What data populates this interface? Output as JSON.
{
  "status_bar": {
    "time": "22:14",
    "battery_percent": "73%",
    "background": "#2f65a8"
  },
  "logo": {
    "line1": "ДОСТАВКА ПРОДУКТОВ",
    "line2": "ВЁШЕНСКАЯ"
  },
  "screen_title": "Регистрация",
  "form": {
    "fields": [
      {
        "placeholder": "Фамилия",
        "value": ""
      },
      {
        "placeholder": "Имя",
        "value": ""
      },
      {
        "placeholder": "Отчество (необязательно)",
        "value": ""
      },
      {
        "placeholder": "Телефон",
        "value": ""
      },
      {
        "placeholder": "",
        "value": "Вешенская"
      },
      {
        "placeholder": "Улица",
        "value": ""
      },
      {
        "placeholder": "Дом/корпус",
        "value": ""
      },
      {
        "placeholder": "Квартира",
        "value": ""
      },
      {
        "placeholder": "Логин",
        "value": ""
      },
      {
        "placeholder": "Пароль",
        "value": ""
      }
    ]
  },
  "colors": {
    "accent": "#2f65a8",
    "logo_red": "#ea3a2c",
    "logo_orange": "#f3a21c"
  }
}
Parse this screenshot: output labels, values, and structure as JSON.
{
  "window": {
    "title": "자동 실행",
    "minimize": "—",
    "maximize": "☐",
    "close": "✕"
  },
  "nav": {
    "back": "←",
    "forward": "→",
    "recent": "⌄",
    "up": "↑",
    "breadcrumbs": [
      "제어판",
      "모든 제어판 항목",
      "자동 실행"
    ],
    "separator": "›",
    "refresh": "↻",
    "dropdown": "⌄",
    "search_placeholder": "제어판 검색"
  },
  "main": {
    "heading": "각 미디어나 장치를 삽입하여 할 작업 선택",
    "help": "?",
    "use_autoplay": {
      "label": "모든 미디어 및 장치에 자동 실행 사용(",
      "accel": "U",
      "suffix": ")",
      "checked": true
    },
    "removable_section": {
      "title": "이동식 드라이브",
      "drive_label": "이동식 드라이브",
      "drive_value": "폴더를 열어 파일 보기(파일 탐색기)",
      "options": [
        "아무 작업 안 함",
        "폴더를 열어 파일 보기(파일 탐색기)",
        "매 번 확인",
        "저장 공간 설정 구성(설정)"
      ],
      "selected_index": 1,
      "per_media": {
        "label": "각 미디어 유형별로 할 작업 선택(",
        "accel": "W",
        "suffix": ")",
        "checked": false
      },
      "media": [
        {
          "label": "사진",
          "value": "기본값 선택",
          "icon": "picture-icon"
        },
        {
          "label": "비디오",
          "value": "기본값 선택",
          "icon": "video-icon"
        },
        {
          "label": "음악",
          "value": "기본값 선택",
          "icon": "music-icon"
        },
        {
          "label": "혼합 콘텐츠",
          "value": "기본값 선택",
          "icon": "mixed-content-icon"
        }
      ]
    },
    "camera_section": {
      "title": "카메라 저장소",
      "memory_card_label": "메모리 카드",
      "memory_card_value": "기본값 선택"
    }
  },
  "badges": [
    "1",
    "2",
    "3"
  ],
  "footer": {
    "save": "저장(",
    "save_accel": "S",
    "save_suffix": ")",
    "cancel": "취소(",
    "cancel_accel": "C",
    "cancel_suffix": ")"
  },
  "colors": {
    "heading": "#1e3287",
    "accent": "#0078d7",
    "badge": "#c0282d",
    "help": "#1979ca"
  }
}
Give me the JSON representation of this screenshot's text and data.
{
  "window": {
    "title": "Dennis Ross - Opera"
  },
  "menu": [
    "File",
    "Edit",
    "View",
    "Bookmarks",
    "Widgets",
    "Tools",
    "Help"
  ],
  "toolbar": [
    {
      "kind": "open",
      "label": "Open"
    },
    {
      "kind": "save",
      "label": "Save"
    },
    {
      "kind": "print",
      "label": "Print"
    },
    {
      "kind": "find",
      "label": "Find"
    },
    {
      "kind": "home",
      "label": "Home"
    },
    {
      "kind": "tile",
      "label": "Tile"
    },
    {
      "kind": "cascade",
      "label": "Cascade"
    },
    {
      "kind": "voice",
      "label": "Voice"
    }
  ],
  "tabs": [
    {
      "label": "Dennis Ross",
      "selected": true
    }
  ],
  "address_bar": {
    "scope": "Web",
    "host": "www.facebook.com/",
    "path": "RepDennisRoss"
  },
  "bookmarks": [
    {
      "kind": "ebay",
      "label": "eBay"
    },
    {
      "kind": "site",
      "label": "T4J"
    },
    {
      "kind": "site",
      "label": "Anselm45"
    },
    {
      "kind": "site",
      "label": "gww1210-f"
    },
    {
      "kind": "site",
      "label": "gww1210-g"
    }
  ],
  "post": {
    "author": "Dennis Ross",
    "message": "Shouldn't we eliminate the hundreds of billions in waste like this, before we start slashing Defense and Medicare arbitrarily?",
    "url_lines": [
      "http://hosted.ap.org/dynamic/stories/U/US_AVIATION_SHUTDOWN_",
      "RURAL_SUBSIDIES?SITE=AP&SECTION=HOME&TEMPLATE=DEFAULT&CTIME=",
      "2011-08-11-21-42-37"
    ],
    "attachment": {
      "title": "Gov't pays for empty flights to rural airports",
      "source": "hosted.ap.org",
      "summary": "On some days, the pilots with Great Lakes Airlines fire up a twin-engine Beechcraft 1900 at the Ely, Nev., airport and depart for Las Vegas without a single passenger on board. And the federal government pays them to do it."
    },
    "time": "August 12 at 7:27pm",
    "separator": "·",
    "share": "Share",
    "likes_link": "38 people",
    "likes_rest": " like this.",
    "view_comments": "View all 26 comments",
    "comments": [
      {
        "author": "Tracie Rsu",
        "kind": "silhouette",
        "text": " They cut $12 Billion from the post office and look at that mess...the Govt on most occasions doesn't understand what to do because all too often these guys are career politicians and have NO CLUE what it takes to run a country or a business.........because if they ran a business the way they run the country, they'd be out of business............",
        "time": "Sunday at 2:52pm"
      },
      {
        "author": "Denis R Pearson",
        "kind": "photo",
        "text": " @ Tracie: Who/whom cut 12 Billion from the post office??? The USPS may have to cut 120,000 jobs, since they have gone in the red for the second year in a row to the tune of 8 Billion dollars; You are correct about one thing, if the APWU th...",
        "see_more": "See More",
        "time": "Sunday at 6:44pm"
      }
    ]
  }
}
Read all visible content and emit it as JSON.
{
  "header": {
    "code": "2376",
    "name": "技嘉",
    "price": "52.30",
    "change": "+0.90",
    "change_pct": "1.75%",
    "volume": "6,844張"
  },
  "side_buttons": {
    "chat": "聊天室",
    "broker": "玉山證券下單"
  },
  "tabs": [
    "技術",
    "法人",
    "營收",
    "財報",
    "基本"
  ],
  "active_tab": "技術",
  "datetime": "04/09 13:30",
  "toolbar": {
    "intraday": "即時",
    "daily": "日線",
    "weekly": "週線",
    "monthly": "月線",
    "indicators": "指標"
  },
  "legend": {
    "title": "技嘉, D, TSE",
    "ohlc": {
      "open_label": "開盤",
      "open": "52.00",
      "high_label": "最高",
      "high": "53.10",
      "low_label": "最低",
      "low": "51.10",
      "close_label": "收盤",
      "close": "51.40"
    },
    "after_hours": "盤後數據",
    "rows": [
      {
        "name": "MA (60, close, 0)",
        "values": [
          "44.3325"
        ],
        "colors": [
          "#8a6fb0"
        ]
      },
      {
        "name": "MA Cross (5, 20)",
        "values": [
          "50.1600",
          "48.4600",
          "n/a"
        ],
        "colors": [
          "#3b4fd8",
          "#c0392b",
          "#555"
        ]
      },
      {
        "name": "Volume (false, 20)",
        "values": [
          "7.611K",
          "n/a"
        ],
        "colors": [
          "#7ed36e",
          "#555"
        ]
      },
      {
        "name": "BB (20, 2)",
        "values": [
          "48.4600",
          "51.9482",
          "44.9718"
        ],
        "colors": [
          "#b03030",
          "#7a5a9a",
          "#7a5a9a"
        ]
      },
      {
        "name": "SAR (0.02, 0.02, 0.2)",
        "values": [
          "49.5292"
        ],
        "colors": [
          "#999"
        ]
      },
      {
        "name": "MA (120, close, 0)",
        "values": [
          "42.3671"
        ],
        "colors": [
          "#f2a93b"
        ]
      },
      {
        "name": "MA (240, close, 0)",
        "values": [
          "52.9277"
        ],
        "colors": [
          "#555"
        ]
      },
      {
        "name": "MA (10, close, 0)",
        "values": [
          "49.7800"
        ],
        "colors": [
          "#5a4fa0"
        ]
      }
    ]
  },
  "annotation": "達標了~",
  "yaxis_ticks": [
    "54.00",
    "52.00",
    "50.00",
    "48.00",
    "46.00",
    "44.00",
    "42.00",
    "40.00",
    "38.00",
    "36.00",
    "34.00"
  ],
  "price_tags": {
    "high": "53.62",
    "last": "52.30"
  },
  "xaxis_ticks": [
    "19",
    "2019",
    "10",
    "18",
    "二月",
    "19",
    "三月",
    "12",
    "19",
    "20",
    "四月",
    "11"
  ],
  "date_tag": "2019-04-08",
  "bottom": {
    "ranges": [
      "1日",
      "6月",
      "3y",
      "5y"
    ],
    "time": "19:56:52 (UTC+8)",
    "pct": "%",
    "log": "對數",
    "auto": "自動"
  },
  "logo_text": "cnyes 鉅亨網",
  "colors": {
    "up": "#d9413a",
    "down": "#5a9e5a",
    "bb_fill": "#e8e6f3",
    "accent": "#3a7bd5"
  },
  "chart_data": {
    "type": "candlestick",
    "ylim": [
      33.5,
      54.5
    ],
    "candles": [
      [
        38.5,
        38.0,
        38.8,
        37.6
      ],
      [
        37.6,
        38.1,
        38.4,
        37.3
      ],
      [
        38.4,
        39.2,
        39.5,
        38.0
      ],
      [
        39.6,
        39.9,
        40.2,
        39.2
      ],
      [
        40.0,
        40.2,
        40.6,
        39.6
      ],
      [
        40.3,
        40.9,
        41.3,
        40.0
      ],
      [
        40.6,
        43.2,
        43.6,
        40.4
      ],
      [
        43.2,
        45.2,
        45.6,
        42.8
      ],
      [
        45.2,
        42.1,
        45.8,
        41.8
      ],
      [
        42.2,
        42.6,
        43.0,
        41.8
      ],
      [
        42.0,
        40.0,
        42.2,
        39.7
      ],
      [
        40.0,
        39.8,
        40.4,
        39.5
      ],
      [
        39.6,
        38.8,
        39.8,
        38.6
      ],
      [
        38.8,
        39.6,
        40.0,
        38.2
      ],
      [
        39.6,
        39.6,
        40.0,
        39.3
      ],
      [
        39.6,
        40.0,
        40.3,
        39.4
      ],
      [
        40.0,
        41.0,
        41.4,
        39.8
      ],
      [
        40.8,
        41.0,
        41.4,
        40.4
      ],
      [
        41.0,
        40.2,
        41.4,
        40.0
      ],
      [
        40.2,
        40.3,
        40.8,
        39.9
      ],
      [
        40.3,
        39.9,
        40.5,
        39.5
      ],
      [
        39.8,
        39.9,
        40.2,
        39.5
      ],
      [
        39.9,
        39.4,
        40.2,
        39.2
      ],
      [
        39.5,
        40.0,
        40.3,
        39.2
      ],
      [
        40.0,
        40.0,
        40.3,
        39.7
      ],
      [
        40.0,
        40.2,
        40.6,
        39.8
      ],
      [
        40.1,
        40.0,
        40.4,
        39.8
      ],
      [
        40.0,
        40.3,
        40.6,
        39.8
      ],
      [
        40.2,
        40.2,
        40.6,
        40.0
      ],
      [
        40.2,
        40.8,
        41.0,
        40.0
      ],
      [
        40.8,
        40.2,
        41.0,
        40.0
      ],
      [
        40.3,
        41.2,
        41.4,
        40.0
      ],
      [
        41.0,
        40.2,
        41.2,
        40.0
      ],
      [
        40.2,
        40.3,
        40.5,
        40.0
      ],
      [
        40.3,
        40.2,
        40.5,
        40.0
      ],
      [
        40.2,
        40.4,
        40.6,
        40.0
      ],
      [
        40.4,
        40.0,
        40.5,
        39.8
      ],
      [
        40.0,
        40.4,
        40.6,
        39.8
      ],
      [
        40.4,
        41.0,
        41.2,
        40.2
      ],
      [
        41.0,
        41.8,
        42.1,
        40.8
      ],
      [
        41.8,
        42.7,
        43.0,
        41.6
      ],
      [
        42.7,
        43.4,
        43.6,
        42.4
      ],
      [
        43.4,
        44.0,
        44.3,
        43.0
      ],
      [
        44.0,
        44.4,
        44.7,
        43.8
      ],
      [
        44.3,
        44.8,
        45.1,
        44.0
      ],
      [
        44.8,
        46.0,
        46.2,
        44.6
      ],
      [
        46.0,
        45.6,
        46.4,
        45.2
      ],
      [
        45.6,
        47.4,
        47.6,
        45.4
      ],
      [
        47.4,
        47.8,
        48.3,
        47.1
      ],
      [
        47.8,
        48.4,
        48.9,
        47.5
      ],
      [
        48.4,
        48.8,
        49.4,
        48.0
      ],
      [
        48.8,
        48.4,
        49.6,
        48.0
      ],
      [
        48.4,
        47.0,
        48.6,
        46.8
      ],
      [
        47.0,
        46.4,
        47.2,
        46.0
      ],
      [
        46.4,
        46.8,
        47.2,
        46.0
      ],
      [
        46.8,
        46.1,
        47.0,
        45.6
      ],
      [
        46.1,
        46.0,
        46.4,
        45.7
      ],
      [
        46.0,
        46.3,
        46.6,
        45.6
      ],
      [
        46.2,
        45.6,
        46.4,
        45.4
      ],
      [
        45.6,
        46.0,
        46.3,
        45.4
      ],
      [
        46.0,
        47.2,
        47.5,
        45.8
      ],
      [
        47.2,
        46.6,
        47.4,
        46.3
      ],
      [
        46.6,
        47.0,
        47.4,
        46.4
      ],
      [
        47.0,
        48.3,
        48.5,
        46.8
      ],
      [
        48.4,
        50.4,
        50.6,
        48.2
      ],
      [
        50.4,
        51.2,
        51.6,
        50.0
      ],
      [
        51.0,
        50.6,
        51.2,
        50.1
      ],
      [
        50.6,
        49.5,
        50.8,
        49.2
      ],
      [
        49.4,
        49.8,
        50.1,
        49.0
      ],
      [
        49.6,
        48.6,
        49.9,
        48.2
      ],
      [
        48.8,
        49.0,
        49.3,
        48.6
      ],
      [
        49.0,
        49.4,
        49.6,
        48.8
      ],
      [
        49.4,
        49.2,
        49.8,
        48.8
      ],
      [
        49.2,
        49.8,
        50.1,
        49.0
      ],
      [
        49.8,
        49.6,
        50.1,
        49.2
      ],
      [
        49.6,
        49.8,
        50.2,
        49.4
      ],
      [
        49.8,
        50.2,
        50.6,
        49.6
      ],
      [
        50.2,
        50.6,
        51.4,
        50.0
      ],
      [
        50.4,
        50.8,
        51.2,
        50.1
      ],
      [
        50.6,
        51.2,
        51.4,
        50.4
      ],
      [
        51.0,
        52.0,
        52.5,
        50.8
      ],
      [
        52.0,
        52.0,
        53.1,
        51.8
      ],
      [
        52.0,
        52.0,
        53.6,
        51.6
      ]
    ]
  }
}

-- -- --

Out of the preceding entries, pull every line containing the string "they".

        "text": " They cut $12 Billion from the post office and look at that mess...the Govt on most occasions doesn't understand what to do because all too often these guys are career politicians and have NO CLUE what it takes to run a country or a business.........because if they ran a business the way they run the country, they'd be out of business............",
        "text": " @ Tracie: Who/whom cut 12 Billion from the post office??? The USPS may have to cut 120,000 jobs, since they have gone in the red for the second year in a row to the tune of 8 Billion dollars; You are correct about one thing, if the APWU th...",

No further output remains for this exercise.